## Stated task
From the material below, list every line containing "教师研修".

#### Dataset ####

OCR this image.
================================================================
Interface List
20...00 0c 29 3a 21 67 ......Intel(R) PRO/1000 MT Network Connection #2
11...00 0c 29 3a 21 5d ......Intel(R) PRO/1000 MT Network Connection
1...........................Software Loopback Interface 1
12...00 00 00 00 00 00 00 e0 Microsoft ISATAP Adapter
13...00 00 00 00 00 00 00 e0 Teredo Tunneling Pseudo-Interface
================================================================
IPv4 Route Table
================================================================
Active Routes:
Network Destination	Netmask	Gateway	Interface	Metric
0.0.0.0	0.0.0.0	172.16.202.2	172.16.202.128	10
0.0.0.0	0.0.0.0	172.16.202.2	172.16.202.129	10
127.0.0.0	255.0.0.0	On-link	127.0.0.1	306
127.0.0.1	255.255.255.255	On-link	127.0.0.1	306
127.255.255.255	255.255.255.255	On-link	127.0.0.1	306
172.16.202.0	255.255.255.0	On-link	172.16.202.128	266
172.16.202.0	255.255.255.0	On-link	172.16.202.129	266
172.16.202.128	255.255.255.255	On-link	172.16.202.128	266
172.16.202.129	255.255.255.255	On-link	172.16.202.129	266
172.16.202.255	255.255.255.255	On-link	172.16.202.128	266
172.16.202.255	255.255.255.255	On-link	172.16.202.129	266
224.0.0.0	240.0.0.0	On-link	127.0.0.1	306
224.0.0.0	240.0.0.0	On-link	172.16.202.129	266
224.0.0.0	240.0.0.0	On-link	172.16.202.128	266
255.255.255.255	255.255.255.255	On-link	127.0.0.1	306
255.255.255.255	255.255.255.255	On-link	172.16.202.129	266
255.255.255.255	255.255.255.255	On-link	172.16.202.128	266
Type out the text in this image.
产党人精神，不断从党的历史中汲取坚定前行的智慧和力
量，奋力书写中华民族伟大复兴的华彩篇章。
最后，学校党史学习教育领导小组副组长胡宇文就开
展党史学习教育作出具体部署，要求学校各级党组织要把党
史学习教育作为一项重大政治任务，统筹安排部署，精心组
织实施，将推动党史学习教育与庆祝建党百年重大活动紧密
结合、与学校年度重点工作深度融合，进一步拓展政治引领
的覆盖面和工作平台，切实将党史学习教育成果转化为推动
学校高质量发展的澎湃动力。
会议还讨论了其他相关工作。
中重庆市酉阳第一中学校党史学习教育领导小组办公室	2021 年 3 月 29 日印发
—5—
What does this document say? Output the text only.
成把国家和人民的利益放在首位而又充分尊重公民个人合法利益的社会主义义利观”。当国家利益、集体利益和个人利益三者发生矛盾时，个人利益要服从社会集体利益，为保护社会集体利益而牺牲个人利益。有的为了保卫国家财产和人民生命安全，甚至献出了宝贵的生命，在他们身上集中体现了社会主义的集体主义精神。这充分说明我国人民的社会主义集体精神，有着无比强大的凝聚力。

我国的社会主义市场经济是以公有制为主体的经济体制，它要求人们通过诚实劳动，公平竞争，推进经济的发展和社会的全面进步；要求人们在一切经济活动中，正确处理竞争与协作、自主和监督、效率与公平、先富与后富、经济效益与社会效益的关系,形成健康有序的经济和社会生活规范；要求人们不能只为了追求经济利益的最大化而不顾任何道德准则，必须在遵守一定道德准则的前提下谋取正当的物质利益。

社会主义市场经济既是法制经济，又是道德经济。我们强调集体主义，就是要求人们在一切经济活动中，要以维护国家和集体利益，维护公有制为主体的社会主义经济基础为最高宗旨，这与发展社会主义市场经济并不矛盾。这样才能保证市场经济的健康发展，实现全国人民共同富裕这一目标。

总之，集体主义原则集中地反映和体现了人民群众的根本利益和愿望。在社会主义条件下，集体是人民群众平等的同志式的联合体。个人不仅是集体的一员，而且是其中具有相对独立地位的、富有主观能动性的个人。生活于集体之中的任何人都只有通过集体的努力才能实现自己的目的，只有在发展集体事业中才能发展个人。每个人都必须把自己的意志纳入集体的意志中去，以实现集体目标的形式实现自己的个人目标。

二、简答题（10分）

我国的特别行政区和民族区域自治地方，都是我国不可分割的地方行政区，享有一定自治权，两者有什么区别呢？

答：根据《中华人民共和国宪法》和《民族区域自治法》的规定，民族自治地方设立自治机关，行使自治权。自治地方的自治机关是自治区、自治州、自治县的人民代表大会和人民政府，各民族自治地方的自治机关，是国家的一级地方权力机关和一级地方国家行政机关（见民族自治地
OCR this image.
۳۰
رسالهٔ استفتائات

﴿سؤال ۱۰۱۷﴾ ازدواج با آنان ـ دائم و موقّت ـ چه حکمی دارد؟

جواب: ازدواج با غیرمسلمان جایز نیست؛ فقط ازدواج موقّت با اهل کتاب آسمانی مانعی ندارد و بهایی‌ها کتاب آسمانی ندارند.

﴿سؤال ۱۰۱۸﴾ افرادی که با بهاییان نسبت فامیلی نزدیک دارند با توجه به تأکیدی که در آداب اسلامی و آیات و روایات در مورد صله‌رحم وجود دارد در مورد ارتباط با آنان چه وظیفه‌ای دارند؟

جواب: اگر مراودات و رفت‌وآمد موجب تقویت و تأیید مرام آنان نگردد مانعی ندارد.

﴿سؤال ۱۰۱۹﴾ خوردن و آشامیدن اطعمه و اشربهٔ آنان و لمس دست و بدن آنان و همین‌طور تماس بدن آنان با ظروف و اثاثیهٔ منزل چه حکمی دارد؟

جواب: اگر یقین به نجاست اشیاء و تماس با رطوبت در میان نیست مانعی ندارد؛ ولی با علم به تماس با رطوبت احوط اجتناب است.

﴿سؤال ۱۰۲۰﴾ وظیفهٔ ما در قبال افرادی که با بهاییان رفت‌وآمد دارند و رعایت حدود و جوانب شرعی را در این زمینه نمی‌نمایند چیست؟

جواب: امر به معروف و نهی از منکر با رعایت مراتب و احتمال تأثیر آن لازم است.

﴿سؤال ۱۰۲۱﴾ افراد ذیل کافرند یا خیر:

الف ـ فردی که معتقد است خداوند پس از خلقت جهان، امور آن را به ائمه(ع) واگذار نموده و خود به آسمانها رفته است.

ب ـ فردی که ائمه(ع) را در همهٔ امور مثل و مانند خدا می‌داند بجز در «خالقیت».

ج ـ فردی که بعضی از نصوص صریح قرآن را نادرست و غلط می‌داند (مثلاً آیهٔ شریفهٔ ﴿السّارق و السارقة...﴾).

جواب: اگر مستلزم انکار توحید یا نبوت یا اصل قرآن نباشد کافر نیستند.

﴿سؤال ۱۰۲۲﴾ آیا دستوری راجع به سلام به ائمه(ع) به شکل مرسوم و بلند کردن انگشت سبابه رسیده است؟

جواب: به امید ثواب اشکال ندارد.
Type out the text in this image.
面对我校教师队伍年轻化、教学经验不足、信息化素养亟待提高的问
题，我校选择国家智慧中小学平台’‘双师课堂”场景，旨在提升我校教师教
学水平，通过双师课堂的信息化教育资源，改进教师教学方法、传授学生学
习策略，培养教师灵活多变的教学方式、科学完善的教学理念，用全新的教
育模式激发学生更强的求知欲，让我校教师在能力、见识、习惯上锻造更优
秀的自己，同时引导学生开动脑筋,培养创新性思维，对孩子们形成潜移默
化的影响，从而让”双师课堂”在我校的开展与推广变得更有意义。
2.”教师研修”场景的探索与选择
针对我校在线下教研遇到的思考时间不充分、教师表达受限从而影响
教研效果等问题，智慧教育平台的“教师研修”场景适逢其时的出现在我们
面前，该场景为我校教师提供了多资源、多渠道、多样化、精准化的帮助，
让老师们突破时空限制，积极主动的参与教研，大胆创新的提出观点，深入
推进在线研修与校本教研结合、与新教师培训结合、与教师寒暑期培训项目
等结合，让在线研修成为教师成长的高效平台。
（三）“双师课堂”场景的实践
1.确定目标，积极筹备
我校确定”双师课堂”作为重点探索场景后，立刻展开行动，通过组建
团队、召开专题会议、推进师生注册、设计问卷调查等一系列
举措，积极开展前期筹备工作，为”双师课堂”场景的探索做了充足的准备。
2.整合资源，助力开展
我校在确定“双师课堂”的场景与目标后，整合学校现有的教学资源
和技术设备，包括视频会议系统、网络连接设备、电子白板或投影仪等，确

####

## Finished task
2.”教师研修”场景的探索与选择
教研效果等问题，智慧教育平台的“教师研修”场景适逢其时的出现在我们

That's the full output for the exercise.